#### [Given text]

Mepact is the first significant advance in the treatment of osteosarcoma – a rare malignant bone tumour that primarily affects children and adolescents – in 10-20 years, commented Professor Sir Michael Rawlins, Chair of the National Institute for Clinical Excellence, who led the panel of judges. “To investigate the role of this immune modulator in osteosarcoma required extensive and complex trial design with careful implementation of the study programme.” It was the only drug to be nominated for this award, however, making its win something of an inevitability.
“The focus should always be on the patient,” said the Rt. Hon Kevin Barron, who opened the ceremony at the House of Commons, London. He also pointed to the vigour with which pharma is tackling diseases of unmet need, adding: “Pharmaceutical innovation is aligned with many of the priority needs identified in the NHS Outcomes Framework … finalists included innovations for the treatment of diseases in cardiovascular, hepatology, mental health, neurology, gastroenterology and oncology.”

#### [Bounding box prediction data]
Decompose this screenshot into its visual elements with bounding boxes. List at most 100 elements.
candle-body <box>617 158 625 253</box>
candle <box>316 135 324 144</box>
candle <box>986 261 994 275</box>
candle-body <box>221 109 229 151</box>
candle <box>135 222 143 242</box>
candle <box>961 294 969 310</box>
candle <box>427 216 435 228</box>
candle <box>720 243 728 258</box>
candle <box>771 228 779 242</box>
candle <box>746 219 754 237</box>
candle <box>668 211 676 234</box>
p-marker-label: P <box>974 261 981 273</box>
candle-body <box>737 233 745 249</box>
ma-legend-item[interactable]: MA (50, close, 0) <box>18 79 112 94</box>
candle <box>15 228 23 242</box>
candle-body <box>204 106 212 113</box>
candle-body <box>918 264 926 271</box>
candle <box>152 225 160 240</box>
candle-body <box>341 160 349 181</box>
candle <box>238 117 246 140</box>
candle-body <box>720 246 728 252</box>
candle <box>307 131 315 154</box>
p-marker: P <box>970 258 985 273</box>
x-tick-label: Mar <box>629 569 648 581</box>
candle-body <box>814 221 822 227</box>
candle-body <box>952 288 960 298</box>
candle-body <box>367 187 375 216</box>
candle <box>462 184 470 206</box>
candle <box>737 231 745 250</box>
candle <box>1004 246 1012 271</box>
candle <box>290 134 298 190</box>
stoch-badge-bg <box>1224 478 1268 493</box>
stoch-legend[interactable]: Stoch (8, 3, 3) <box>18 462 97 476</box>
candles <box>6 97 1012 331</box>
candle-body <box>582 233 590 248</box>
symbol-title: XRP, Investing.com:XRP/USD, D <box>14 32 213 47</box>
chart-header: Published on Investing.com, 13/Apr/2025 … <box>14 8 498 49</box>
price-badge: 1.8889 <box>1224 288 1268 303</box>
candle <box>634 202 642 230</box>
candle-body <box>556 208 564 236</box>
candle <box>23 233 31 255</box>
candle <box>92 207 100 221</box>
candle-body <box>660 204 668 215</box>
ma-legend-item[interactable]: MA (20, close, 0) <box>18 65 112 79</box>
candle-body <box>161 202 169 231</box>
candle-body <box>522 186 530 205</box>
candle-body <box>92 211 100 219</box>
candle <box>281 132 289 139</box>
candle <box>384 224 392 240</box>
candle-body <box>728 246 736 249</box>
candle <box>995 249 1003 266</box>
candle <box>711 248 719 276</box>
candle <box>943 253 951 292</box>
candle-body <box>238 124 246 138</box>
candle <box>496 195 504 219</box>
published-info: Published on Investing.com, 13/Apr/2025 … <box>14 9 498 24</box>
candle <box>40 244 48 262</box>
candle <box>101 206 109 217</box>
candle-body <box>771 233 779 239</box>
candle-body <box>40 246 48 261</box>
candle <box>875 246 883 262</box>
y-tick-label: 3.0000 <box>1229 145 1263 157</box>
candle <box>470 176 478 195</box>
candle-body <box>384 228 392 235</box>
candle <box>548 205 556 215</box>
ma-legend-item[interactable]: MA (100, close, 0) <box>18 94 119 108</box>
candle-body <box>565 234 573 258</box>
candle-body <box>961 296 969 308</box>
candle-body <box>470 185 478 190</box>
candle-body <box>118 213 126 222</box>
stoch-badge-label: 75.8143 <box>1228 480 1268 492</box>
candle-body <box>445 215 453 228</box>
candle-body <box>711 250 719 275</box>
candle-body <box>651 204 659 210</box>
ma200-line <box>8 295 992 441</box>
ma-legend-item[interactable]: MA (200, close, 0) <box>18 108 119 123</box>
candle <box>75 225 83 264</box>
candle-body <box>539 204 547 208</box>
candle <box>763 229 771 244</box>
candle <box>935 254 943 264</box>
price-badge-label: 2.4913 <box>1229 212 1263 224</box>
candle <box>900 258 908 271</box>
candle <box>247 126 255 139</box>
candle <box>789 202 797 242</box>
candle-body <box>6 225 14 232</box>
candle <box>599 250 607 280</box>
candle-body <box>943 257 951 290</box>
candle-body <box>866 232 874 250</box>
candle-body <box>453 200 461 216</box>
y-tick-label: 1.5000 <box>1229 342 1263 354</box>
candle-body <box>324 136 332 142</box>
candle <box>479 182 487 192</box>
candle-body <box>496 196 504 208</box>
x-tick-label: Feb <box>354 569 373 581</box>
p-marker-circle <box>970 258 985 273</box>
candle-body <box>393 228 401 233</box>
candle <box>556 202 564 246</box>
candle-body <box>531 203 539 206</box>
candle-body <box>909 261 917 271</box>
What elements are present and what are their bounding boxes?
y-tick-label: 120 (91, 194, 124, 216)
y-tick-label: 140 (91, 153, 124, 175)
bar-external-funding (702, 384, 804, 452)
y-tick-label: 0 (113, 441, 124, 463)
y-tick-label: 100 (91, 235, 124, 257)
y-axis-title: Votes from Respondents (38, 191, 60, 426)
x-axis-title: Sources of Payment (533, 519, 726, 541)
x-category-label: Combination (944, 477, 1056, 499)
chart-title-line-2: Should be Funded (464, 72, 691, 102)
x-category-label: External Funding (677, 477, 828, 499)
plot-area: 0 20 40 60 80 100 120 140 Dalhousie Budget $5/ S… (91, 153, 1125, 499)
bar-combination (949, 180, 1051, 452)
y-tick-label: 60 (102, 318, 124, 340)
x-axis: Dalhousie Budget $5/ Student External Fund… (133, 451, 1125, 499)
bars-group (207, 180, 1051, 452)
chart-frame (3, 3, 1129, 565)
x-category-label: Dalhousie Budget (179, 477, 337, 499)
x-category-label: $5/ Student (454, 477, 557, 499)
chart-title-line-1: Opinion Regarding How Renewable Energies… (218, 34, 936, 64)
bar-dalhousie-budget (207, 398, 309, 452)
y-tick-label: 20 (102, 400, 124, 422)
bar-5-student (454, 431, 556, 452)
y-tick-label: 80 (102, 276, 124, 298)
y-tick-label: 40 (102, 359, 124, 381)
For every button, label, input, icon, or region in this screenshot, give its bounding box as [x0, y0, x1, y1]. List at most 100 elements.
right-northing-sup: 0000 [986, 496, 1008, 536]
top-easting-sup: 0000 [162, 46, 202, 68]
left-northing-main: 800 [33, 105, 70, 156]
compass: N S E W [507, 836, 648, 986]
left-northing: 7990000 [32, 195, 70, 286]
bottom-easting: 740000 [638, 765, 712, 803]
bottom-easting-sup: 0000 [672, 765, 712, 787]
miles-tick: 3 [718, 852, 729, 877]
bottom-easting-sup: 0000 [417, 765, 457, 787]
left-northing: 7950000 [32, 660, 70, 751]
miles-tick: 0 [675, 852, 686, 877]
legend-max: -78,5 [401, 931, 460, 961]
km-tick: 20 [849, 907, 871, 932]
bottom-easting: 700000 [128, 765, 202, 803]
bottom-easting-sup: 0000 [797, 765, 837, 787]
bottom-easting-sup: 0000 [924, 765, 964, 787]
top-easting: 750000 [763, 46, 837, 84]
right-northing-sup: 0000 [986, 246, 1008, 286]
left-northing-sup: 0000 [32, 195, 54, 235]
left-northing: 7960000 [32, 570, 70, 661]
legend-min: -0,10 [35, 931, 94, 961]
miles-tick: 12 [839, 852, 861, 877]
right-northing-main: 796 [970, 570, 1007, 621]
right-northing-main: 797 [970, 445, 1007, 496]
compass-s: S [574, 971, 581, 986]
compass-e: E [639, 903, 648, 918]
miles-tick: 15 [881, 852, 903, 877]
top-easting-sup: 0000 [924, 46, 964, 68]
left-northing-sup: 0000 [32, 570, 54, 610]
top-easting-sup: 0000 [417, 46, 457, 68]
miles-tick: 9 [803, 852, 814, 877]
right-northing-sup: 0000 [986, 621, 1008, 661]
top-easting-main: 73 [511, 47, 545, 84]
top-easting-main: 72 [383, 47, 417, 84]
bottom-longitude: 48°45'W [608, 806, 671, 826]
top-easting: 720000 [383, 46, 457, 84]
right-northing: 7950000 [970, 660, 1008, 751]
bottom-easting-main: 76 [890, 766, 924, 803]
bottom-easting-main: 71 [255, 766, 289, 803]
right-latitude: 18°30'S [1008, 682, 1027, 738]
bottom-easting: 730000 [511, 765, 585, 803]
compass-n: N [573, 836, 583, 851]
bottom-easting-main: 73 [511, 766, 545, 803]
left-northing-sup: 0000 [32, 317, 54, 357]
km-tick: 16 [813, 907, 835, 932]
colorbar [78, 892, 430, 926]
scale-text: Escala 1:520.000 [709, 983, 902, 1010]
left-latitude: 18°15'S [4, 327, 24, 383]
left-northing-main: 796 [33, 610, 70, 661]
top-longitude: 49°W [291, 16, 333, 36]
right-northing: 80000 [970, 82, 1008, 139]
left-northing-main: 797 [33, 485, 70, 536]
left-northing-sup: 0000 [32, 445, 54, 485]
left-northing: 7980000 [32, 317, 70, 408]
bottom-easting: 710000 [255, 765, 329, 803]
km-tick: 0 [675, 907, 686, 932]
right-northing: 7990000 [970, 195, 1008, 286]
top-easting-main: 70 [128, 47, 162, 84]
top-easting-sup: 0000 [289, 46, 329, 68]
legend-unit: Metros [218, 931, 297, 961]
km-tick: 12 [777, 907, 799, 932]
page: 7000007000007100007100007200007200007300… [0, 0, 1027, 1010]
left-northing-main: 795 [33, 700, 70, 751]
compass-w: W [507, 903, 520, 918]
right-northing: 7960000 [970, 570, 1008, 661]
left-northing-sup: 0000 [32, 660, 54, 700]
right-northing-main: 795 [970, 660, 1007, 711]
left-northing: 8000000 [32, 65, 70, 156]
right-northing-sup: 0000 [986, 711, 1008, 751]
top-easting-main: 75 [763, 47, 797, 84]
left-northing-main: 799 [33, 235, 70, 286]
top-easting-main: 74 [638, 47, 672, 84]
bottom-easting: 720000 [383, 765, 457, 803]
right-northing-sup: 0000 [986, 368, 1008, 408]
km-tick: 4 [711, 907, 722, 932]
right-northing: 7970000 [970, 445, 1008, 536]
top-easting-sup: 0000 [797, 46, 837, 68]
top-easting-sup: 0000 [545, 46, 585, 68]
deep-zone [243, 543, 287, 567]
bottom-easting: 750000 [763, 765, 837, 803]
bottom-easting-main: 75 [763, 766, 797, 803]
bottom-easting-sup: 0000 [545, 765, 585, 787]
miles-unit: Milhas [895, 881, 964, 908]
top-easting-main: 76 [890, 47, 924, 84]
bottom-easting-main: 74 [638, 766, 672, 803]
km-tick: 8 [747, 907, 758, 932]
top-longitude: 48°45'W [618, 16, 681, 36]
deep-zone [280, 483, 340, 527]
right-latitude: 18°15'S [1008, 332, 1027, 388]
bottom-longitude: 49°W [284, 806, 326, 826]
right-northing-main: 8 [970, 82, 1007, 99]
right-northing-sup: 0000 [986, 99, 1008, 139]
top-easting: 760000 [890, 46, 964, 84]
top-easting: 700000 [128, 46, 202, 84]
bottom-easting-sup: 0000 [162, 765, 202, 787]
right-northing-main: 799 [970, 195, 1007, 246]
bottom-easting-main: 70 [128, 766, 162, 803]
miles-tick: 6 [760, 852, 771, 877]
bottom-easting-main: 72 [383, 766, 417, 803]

#### [Problem set]
**A.** Answer these questions from the passage on the Mepact award, one line each:
(i) Who led the panel of judges?
(ii) Where was the ceremony held?
(iii) How many drugs were nominated for the award that Mepact won?
**B.** Extend the passage on the Mepact award by writing what comes next after its final sentence.
The data has no connection to the passage on the Mepact award.

#### [Written answers]
**A.**
(i) Professor Sir Michael Rawlins, Chair of the National Institute for Clinical Excellence
(ii) The House of Commons, London
(iii) Only one, Mepact itself

**B.**
And there was support for pharma too from the former Secretary of State for Health Andrew Lansley, the architect of controversial reforms to the NHS in England, who referred to the Innovation Health and Wealth report as being part of a value-based message the government wanted to send to the NHS. “That message is that as you, the pharmaceutical industry, bring forward new treatments that will clearly add value and improve the quality of healthcare for patients – then the NHS should be at the forefront, internationally, of demonstrating that value” … “What you are doing is part of how this country will pay its way in the future,” he stressed.
Between 200,000 and 400,000 people are chronically infected with the hepatitis C virus in the UK alone, leading to conditions such as liver cancer or cirrhosis. But, noted Sir Michael in announcing the winners, “current treatments remain ineffective in a significant number of cases while being unpleasant and poorly tolerated by patients themselves”.
Incivo is a new class of antiviral, an NS3 4A protease inhibitor, that has been shown to result in significantly greater rates of viral clearance when given alongside the current standard of care – ribavirin and pegylated interferon – than this regimen alone and with a shorter treatment duration.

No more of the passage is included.